>> begin Materials provided
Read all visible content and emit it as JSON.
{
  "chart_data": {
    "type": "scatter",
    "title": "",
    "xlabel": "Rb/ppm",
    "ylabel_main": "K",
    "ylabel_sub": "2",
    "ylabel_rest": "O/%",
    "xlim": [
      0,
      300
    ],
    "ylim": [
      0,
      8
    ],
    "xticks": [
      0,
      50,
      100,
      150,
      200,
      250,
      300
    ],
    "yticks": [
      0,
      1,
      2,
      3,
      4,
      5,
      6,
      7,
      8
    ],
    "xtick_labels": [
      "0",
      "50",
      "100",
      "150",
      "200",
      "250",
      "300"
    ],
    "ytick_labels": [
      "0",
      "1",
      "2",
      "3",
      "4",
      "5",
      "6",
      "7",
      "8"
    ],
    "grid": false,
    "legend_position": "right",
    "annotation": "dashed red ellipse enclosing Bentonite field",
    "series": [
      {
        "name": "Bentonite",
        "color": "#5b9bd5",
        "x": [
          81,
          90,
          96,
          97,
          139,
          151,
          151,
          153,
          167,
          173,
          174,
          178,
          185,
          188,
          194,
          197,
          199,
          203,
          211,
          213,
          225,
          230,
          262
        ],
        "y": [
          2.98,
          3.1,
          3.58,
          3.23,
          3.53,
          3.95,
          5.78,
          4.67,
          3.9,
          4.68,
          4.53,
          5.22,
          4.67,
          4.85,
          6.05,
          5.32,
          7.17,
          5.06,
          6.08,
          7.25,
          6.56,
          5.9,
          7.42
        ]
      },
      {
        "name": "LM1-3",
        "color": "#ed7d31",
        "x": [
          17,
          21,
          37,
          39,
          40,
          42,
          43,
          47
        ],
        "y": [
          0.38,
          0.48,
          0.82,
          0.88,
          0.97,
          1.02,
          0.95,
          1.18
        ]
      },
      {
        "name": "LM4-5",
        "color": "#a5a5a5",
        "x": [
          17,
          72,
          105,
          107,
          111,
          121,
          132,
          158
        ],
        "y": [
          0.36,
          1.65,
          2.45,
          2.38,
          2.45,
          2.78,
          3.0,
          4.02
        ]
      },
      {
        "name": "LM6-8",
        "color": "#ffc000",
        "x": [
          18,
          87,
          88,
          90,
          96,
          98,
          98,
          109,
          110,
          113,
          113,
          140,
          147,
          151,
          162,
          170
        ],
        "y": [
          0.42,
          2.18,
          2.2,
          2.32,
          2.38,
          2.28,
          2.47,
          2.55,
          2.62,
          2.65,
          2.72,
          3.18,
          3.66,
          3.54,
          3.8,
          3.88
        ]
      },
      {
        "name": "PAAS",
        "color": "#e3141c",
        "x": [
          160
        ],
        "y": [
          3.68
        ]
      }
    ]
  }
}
>> end Materials provided
▶ [Instruction]: Write out the entries in full, exactly as given.

▶ [Finished answer]:
Read all visible content and emit it as JSON.
{
  "chart_data": {
    "type": "scatter",
    "title": "",
    "xlabel": "Rb/ppm",
    "ylabel_main": "K",
    "ylabel_sub": "2",
    "ylabel_rest": "O/%",
    "xlim": [
      0,
      300
    ],
    "ylim": [
      0,
      8
    ],
    "xticks": [
      0,
      50,
      100,
      150,
      200,
      250,
      300
    ],
    "yticks": [
      0,
      1,
      2,
      3,
      4,
      5,
      6,
      7,
      8
    ],
    "xtick_labels": [
      "0",
      "50",
      "100",
      "150",
      "200",
      "250",
      "300"
    ],
    "ytick_labels": [
      "0",
      "1",
      "2",
      "3",
      "4",
      "5",
      "6",
      "7",
      "8"
    ],
    "grid": false,
    "legend_position": "right",
    "annotation": "dashed red ellipse enclosing Bentonite field",
    "series": [
      {
        "name": "Bentonite",
        "color": "#5b9bd5",
        "x": [
          81,
          90,
          96,
          97,
          139,
          151,
          151,
          153,
          167,
          173,
          174,
          178,
          185,
          188,
          194,
          197,
          199,
          203,
          211,
          213,
          225,
          230,
          262
        ],
        "y": [
          2.98,
          3.1,
          3.58,
          3.23,
          3.53,
          3.95,
          5.78,
          4.67,
          3.9,
          4.68,
          4.53,
          5.22,
          4.67,
          4.85,
          6.05,
          5.32,
          7.17,
          5.06,
          6.08,
          7.25,
          6.56,
          5.9,
          7.42
        ]
      },
      {
        "name": "LM1-3",
        "color": "#ed7d31",
        "x": [
          17,
          21,
          37,
          39,
          40,
          42,
          43,
          47
        ],
        "y": [
          0.38,
          0.48,
          0.82,
          0.88,
          0.97,
          1.02,
          0.95,
          1.18
        ]
      },
      {
        "name": "LM4-5",
        "color": "#a5a5a5",
        "x": [
          17,
          72,
          105,
          107,
          111,
          121,
          132,
          158
        ],
        "y": [
          0.36,
          1.65,
          2.45,
          2.38,
          2.45,
          2.78,
          3.0,
          4.02
        ]
      },
      {
        "name": "LM6-8",
        "color": "#ffc000",
        "x": [
          18,
          87,
          88,
          90,
          96,
          98,
          98,
          109,
          110,
          113,
          113,
          140,
          147,
          151,
          162,
          170
        ],
        "y": [
          0.42,
          2.18,
          2.2,
          2.32,
          2.38,
          2.28,
          2.47,
          2.55,
          2.62,
          2.65,
          2.72,
          3.18,
          3.66,
          3.54,
          3.8,
          3.88
        ]
      },
      {
        "name": "PAAS",
        "color": "#e3141c",
        "x": [
          160
        ],
        "y": [
          3.68
        ]
      }
    ]
  }
}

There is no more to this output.